**STATED GOAL:**
Pick every line with "正确的是" from the material below.

══════════

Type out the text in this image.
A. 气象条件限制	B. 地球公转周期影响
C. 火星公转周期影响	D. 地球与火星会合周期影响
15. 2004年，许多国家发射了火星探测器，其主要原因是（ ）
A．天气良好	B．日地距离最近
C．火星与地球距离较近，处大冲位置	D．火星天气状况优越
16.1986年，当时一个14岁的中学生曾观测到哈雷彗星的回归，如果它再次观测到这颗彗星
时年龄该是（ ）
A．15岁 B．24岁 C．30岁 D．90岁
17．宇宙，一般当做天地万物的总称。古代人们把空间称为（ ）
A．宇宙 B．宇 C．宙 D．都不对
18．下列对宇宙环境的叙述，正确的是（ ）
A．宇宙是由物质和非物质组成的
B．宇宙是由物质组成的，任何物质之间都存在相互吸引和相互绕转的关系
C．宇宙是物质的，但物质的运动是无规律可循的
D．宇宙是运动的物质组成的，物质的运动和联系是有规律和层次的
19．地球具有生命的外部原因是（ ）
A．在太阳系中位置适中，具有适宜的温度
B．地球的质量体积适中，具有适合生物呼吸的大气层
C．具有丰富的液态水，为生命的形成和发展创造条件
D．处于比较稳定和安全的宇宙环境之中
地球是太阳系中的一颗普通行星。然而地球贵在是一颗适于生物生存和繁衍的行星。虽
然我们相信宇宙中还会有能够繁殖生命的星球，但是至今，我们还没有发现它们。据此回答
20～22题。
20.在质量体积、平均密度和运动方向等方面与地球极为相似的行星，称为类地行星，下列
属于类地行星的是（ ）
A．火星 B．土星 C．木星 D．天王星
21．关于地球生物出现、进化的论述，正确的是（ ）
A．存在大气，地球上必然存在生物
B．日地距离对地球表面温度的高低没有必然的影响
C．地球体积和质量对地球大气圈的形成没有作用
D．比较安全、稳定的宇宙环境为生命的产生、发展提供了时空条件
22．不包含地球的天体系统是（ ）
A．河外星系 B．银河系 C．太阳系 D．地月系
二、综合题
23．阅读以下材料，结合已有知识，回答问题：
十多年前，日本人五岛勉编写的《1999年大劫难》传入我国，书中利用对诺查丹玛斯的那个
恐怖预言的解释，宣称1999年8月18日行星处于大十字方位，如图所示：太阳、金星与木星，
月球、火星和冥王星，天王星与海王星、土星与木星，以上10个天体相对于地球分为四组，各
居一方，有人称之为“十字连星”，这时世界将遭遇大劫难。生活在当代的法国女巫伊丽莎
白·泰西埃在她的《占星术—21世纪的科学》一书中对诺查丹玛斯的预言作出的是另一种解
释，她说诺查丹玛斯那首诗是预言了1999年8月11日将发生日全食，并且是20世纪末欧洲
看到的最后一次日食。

══════════

**RESPONSE:**
18．下列对宇宙环境的叙述，正确的是（ ）
21．关于地球生物出现、进化的论述，正确的是（ ）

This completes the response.